Stored data:

>>>

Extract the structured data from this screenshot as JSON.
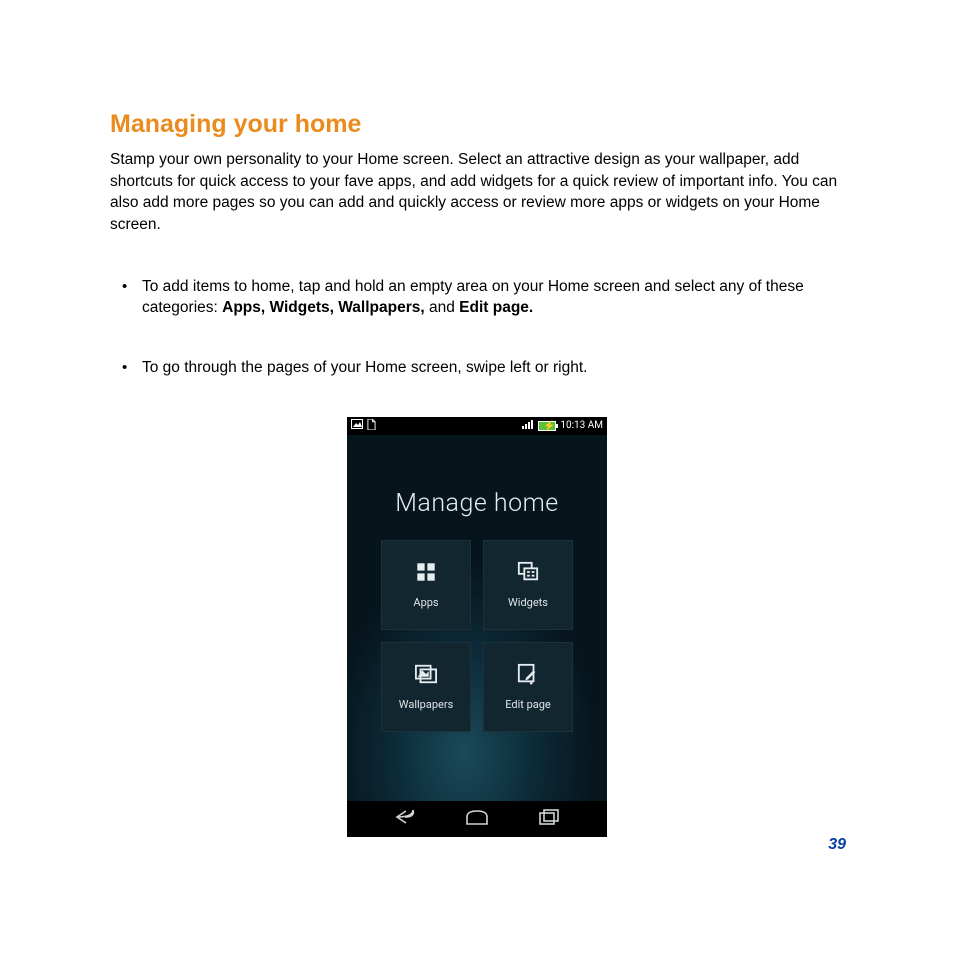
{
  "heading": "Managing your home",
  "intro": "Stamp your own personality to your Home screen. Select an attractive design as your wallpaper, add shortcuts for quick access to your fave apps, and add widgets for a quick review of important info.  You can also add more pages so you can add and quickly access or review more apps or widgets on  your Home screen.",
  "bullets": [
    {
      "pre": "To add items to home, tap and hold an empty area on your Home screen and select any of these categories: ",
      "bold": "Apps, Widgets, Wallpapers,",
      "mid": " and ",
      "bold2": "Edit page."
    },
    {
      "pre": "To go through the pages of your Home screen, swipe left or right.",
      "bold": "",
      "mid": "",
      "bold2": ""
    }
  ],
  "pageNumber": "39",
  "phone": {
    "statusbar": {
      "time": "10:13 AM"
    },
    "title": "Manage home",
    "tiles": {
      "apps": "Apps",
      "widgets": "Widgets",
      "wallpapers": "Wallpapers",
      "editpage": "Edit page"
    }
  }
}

<<<
>>>

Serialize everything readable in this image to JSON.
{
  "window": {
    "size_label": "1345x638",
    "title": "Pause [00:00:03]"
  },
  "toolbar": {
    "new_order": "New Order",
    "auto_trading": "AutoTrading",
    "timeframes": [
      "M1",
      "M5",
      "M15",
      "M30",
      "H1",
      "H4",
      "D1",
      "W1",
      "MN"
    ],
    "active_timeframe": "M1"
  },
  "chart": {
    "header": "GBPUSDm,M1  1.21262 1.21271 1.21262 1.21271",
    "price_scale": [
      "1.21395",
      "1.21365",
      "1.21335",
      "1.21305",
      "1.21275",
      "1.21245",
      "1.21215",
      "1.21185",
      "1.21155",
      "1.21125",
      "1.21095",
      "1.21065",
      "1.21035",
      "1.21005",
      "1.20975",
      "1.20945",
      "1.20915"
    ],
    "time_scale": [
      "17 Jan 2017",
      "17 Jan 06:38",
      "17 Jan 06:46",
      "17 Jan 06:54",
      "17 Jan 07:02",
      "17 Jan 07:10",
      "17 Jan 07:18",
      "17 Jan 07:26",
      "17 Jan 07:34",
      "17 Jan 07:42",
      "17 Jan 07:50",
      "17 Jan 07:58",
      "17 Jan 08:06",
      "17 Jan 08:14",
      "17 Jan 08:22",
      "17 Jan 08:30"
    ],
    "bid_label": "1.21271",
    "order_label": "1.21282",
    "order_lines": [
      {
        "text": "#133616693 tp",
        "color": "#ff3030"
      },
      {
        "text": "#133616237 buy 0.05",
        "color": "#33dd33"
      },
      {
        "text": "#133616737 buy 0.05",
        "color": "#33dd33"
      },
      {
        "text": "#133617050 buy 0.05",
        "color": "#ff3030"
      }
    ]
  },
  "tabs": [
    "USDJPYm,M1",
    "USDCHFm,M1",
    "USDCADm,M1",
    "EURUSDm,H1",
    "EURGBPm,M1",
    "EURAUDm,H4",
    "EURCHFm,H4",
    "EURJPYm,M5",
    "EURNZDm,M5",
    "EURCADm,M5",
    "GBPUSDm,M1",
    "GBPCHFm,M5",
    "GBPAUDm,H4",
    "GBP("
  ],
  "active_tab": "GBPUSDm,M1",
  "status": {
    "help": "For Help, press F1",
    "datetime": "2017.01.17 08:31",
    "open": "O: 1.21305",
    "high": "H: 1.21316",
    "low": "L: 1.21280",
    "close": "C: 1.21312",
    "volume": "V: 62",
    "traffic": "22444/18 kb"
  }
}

<<<

WHAT YOU SHOULD DO: Among the lines of the listing, how many hold the string "text"? Respond with only the number.

TASK RESULT: 4